**** Material shown ****
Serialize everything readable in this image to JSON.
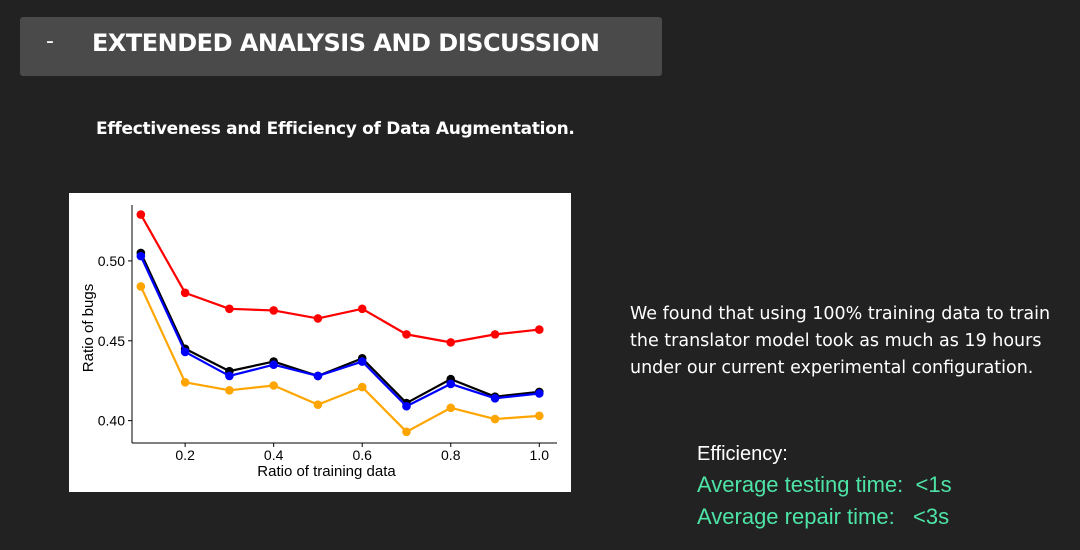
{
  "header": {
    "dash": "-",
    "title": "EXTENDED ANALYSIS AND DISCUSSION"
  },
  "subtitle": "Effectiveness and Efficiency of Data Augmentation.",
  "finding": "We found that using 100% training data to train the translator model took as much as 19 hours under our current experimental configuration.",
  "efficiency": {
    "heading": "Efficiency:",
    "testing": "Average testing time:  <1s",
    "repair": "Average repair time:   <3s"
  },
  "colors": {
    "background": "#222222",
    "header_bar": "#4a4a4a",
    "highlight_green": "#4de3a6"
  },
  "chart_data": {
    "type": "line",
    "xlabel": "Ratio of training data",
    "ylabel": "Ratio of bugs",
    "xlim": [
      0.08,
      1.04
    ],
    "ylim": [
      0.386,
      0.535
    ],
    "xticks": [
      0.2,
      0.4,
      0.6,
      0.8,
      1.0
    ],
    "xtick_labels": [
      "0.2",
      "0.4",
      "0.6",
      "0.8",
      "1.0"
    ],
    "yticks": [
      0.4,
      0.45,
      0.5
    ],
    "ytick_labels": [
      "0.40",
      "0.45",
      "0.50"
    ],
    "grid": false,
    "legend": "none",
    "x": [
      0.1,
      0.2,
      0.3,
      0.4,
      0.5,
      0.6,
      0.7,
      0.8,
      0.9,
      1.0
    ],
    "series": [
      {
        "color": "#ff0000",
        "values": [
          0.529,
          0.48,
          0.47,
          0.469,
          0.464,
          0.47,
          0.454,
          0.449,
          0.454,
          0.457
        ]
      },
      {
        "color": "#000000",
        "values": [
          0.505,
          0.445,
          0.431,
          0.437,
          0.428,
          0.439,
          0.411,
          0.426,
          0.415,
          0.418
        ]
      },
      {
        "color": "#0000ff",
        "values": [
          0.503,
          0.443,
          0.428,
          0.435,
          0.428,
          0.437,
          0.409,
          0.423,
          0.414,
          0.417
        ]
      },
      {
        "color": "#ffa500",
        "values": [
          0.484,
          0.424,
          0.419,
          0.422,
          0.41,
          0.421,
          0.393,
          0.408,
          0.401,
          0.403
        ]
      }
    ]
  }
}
****
--- Work instructions ---
Find each line with the string "training" and copy it out.

--- Solution for this problem ---
  "finding": "We found that using 100% training data to train the translator model took as much as 19 hours under our current experimental configuration.",
    "xlabel": "Ratio of training data",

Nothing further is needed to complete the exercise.